### Exercise material

________________

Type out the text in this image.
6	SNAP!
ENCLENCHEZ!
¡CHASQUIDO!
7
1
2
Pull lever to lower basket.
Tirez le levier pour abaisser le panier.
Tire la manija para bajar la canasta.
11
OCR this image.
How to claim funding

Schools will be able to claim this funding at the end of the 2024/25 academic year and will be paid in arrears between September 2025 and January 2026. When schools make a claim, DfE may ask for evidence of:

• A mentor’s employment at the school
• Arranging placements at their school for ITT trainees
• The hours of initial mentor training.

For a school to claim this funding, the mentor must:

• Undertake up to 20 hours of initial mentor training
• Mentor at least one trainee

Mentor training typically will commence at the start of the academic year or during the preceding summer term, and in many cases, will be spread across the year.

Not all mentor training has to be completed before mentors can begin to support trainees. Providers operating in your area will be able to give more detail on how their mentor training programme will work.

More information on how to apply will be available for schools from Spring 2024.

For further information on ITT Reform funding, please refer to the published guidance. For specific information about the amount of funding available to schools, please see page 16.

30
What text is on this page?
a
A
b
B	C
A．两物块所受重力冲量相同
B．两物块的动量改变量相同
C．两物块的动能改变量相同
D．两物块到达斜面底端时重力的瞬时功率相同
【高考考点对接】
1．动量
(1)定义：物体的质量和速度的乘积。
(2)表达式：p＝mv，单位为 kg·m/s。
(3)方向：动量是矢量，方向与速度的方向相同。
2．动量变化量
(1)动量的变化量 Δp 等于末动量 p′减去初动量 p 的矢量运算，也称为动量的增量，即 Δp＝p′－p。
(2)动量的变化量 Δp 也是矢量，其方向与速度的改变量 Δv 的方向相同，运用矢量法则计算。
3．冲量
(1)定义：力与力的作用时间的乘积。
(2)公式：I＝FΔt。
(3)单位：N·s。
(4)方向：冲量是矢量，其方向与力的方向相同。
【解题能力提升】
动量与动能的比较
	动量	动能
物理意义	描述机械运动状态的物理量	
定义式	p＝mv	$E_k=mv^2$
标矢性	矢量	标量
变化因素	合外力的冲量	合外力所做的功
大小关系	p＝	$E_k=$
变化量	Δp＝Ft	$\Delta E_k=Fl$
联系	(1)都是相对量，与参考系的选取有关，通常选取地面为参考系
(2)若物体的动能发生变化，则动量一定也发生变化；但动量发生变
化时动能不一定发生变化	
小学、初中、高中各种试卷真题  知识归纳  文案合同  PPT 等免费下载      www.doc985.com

________________

### Request
Pick out all lines from the data above in which the word "page" appears.

### Task result
For further information on ITT Reform funding, please refer to the published guidance. For specific information about the amount of funding available to schools, please see page 16.
What text is on this page?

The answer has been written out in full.